Exercise prompt: State how many lines of the entries hold the string "жилья". Reply with the number alone.

%%

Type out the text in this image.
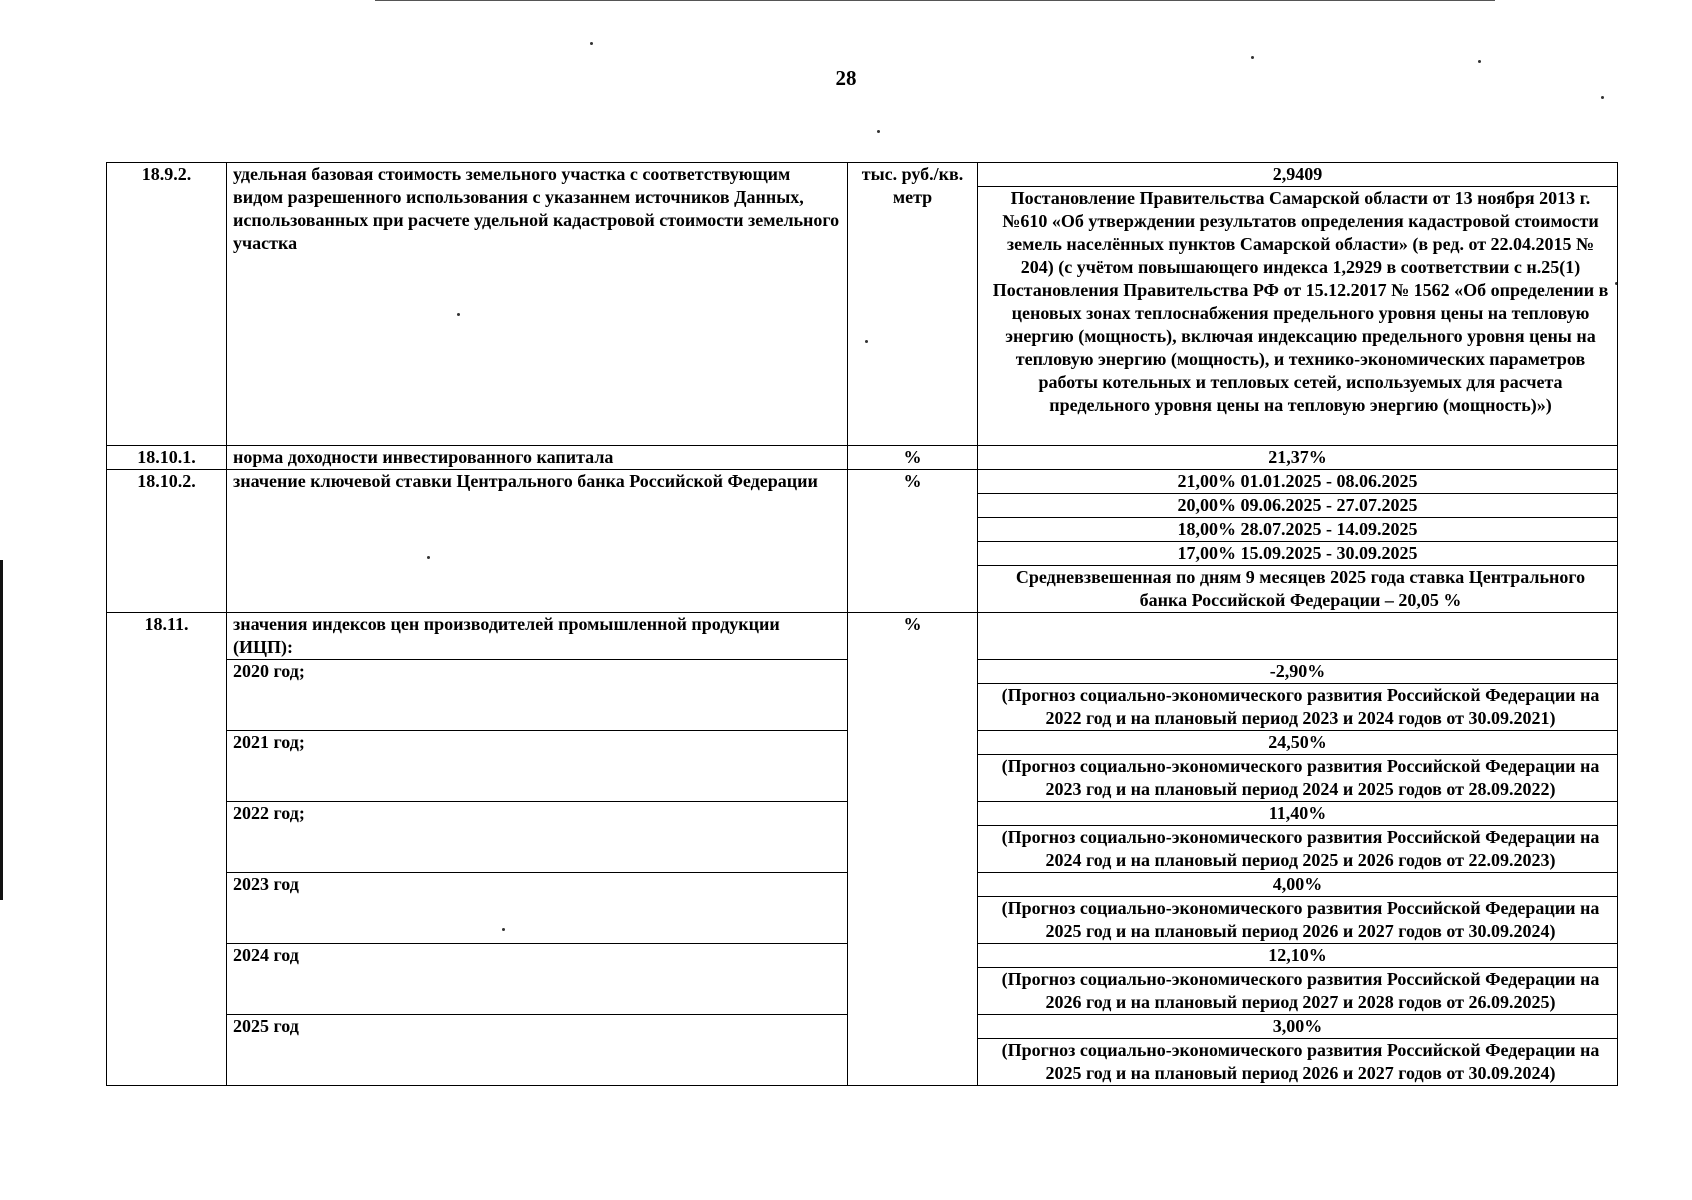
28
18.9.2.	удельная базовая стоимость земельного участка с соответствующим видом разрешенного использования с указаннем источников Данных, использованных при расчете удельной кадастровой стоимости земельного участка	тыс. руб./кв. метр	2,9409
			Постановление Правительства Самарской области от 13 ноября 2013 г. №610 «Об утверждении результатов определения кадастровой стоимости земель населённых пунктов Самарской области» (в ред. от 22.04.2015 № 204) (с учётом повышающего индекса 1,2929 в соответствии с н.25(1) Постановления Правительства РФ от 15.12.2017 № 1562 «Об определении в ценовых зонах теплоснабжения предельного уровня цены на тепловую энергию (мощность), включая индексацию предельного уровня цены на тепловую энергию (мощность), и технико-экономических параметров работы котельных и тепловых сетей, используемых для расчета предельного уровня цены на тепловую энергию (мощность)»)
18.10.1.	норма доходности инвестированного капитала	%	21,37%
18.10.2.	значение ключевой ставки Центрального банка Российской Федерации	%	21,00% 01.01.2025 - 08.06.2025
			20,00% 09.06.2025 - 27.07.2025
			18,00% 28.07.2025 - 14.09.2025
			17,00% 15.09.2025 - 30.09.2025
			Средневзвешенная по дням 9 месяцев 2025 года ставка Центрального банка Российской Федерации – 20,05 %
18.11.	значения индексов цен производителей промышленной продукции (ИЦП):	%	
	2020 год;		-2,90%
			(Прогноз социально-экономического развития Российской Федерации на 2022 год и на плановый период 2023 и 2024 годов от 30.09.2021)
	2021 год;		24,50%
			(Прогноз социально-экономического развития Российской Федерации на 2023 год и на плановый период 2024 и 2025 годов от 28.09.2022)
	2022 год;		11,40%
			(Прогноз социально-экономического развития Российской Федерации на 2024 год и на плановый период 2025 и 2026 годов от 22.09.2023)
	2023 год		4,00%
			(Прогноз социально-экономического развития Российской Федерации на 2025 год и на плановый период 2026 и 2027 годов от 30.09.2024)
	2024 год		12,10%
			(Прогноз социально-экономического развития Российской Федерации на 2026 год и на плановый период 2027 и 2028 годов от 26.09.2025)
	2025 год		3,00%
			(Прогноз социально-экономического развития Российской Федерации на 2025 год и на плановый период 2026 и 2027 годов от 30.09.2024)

%%
%%

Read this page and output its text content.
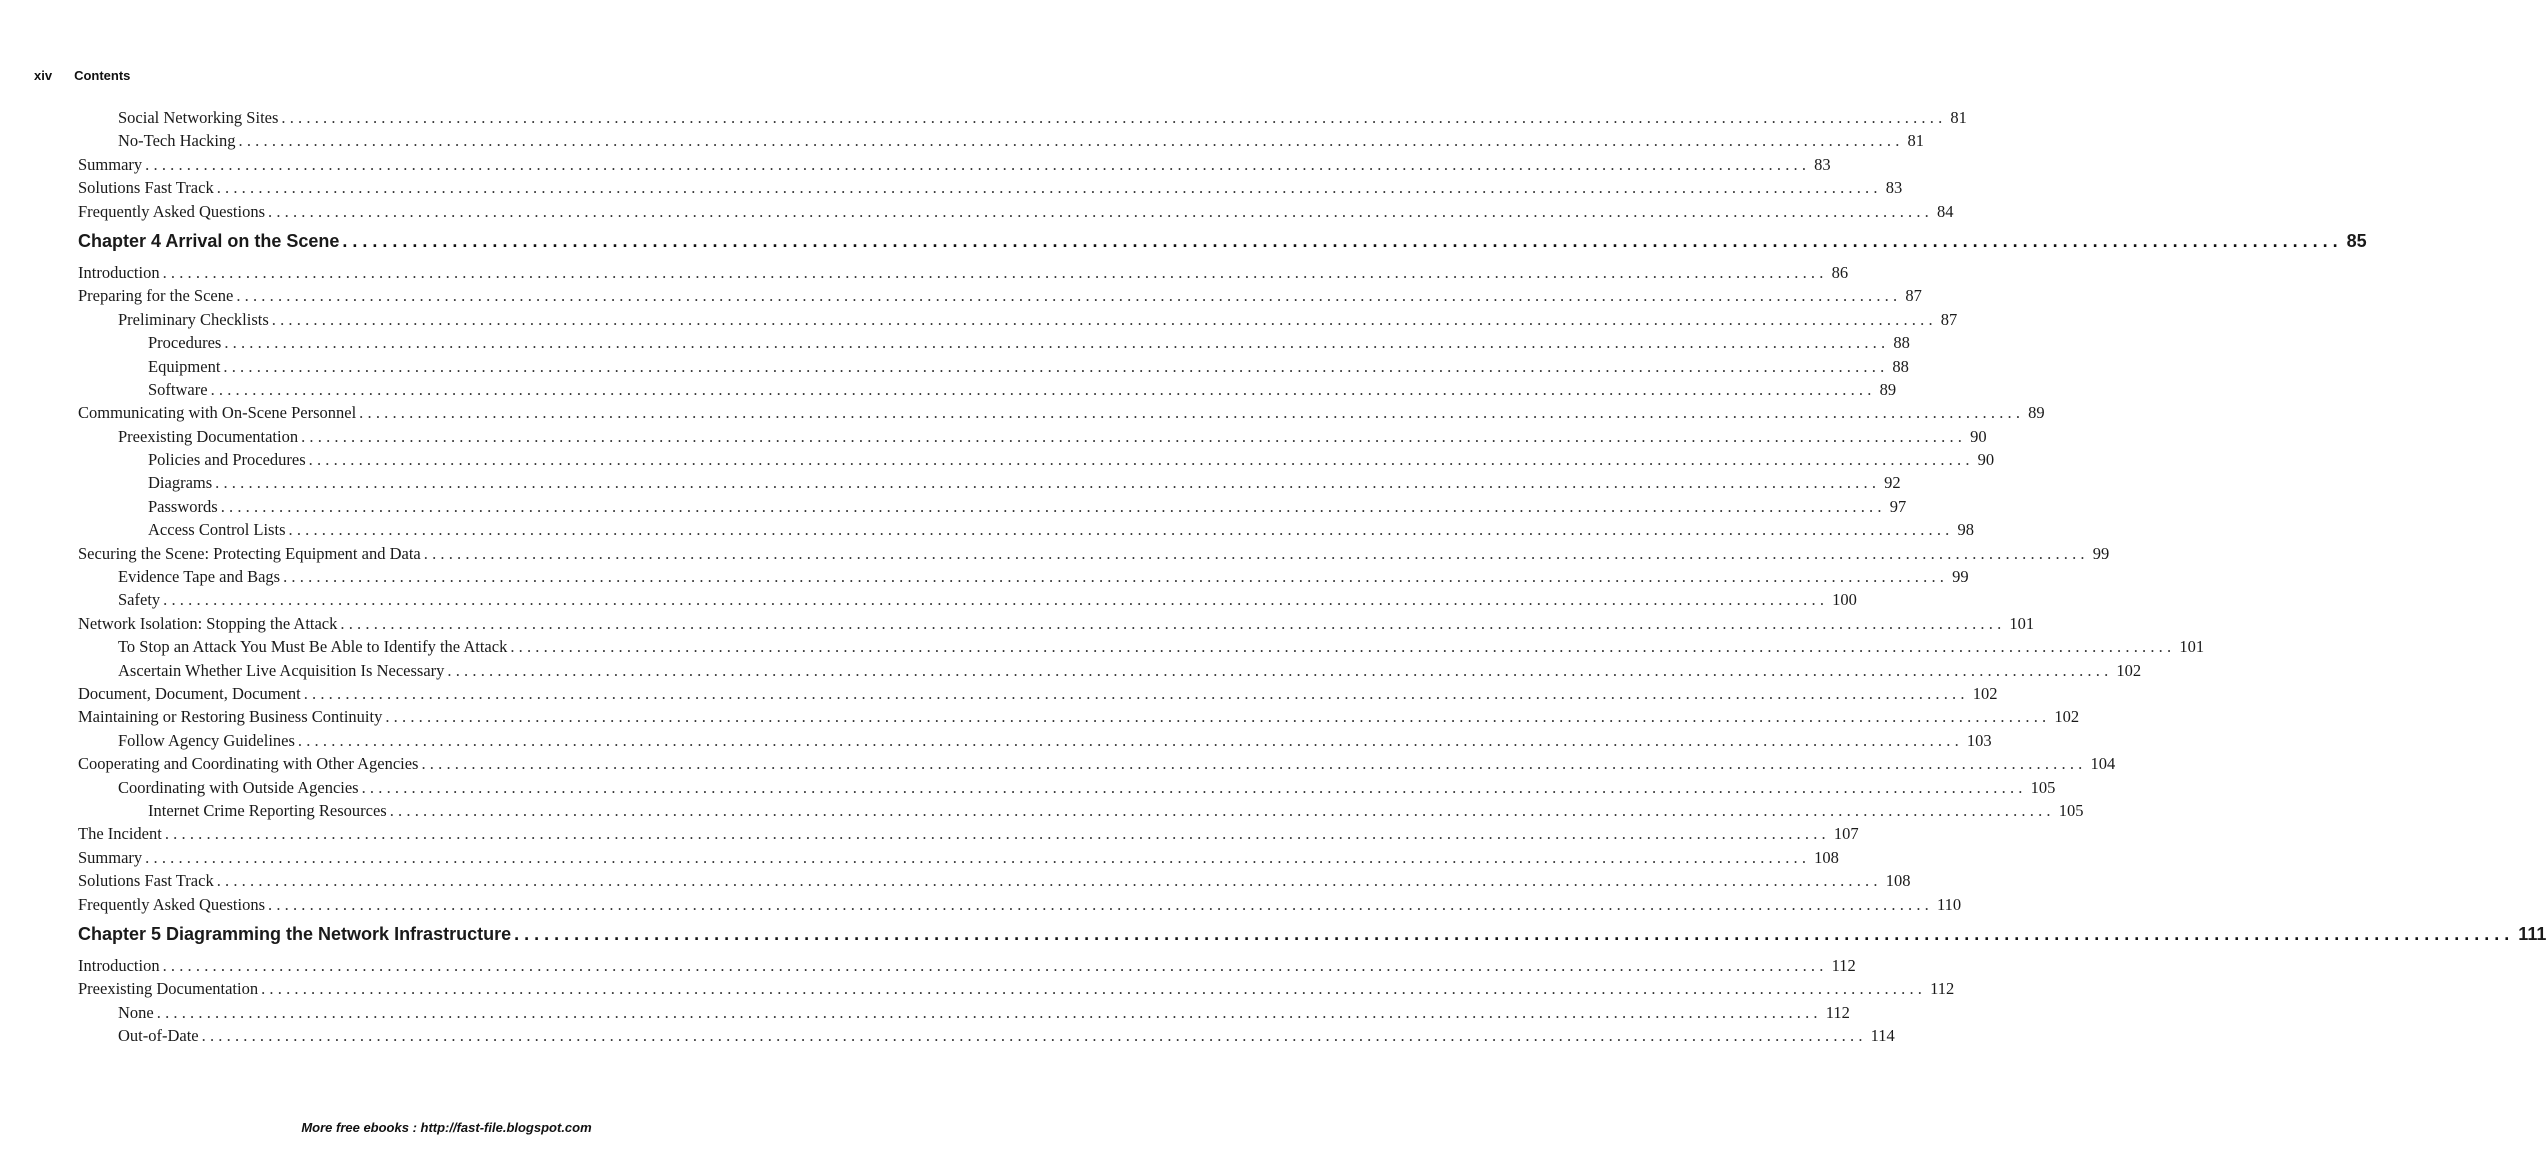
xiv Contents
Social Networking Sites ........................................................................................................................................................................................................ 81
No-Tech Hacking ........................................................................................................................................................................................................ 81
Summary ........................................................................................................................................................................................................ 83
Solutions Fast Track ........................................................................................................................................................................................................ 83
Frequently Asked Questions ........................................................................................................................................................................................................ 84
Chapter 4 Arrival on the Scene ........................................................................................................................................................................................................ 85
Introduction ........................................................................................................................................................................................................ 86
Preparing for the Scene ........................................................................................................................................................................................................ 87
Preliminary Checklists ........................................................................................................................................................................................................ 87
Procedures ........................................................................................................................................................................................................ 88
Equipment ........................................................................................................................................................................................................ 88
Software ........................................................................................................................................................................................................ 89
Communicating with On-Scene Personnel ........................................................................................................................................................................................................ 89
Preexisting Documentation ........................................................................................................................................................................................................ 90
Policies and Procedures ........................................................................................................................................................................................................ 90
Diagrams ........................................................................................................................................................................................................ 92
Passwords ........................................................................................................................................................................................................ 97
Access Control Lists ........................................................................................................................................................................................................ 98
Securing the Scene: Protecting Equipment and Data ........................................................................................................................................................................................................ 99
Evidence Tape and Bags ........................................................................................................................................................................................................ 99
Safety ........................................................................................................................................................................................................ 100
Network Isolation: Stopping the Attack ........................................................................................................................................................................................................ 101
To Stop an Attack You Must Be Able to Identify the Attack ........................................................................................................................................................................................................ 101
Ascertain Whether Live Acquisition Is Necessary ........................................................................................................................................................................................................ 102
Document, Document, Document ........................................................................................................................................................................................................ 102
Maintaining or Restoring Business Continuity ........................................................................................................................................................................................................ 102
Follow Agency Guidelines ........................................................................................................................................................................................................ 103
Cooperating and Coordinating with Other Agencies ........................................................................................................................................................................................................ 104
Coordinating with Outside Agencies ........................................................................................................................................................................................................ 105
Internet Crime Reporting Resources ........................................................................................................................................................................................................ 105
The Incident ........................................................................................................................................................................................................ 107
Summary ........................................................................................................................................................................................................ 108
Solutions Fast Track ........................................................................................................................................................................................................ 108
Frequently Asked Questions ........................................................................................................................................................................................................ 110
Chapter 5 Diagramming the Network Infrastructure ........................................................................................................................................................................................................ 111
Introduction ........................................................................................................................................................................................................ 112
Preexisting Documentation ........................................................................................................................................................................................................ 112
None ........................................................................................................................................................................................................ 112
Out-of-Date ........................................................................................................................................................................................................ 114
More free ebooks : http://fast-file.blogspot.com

%%
%%

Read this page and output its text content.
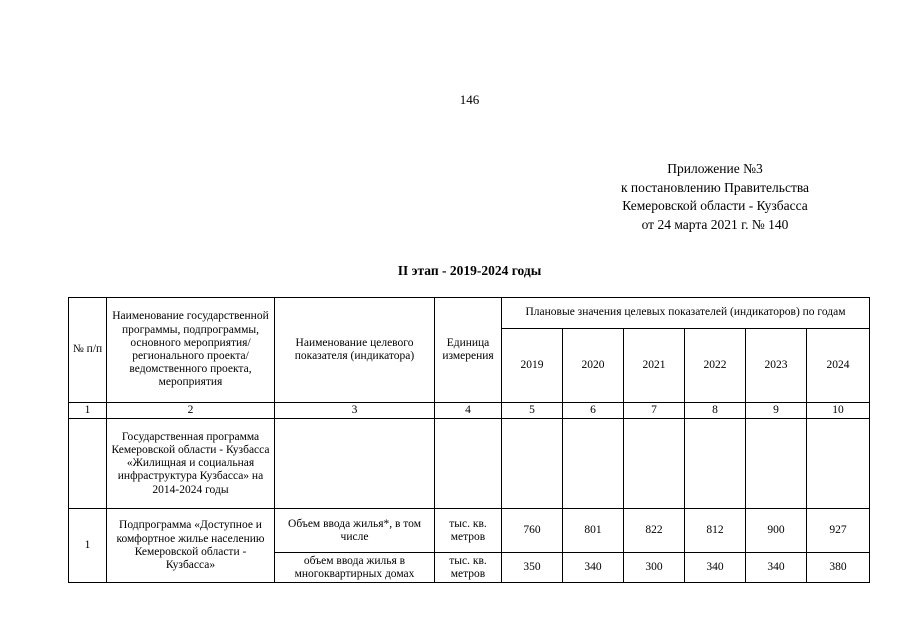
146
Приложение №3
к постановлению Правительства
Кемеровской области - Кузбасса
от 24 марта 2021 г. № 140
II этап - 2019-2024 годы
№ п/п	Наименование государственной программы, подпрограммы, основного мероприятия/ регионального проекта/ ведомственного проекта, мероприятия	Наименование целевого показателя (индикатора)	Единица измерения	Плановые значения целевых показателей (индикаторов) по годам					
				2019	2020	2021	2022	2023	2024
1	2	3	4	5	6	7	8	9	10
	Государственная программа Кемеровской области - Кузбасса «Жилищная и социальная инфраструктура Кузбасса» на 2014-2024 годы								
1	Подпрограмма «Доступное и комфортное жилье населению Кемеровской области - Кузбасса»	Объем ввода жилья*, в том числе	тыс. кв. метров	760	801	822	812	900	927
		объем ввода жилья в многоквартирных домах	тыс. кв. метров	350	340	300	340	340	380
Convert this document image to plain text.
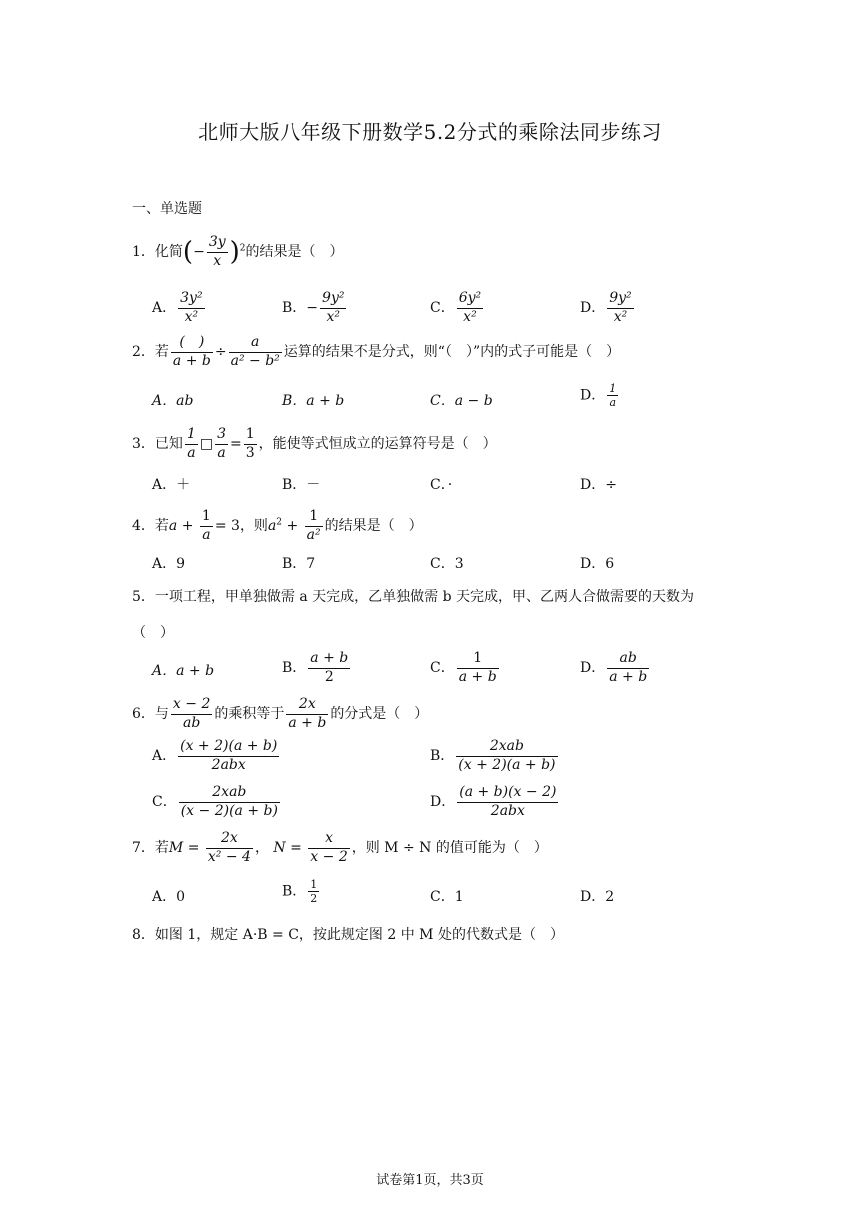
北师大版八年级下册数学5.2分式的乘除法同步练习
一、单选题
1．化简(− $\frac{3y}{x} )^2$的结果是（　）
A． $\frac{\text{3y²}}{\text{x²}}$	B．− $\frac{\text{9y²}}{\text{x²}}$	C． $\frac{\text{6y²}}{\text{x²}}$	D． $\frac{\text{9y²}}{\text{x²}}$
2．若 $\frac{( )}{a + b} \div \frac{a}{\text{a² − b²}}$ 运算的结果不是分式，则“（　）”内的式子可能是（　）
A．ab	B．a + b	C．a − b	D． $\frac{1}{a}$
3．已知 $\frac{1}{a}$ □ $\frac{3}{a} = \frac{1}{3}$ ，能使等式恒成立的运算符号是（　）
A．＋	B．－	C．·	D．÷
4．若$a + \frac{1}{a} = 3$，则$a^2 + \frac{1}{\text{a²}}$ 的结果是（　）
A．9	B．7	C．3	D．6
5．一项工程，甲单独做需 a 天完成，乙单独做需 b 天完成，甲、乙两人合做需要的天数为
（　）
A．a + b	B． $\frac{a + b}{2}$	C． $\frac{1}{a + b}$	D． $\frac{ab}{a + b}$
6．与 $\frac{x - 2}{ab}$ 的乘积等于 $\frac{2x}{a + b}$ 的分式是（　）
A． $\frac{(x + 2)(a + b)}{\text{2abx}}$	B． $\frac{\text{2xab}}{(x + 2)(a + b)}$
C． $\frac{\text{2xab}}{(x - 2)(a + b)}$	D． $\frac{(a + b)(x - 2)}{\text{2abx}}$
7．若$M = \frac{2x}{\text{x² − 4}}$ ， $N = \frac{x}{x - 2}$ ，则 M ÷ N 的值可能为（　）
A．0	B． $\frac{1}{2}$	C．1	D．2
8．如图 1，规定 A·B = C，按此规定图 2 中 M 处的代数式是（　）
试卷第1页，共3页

%%

Solved exercise: 2